A run of records:
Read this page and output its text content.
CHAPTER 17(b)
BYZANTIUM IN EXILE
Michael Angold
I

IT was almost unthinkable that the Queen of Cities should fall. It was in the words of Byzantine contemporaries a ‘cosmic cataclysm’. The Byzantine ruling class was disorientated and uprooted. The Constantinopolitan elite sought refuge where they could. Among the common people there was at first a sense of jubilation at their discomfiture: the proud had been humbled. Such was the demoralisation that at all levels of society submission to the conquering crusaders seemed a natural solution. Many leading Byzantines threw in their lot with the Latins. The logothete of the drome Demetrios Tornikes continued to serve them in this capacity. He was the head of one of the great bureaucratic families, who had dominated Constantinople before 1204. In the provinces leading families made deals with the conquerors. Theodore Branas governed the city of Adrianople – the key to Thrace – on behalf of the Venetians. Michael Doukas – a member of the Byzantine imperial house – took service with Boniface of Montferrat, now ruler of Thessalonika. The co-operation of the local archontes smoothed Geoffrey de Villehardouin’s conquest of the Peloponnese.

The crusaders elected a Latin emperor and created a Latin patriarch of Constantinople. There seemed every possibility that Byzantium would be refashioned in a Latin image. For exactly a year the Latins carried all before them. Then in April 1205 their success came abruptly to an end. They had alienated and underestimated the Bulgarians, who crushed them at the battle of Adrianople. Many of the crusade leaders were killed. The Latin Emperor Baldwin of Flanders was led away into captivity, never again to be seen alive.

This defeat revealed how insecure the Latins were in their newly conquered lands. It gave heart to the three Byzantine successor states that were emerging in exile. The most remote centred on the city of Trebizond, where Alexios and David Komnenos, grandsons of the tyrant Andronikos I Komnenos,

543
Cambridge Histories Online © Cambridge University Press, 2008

◆ **Challenge**
Every line that holds the string "where" should be returned.

◆ **In response**
IT was almost unthinkable that the Queen of Cities should fall. It was in the words of Byzantine contemporaries a ‘cosmic cataclysm’. The Byzantine ruling class was disorientated and uprooted. The Constantinopolitan elite sought refuge where they could. Among the common people there was at first a sense of jubilation at their discomfiture: the proud had been humbled. Such was the demoralisation that at all levels of society submission to the conquering crusaders seemed a natural solution. Many leading Byzantines threw in their lot with the Latins. The logothete of the drome Demetrios Tornikes continued to serve them in this capacity. He was the head of one of the great bureaucratic families, who had dominated Constantinople before 1204. In the provinces leading families made deals with the conquerors. Theodore Branas governed the city of Adrianople – the key to Thrace – on behalf of the Venetians. Michael Doukas – a member of the Byzantine imperial house – took service with Boniface of Montferrat, now ruler of Thessalonika. The co-operation of the local archontes smoothed Geoffrey de Villehardouin’s conquest of the Peloponnese.
This defeat revealed how insecure the Latins were in their newly conquered lands. It gave heart to the three Byzantine successor states that were emerging in exile. The most remote centred on the city of Trebizond, where Alexios and David Komnenos, grandsons of the tyrant Andronikos I Komnenos,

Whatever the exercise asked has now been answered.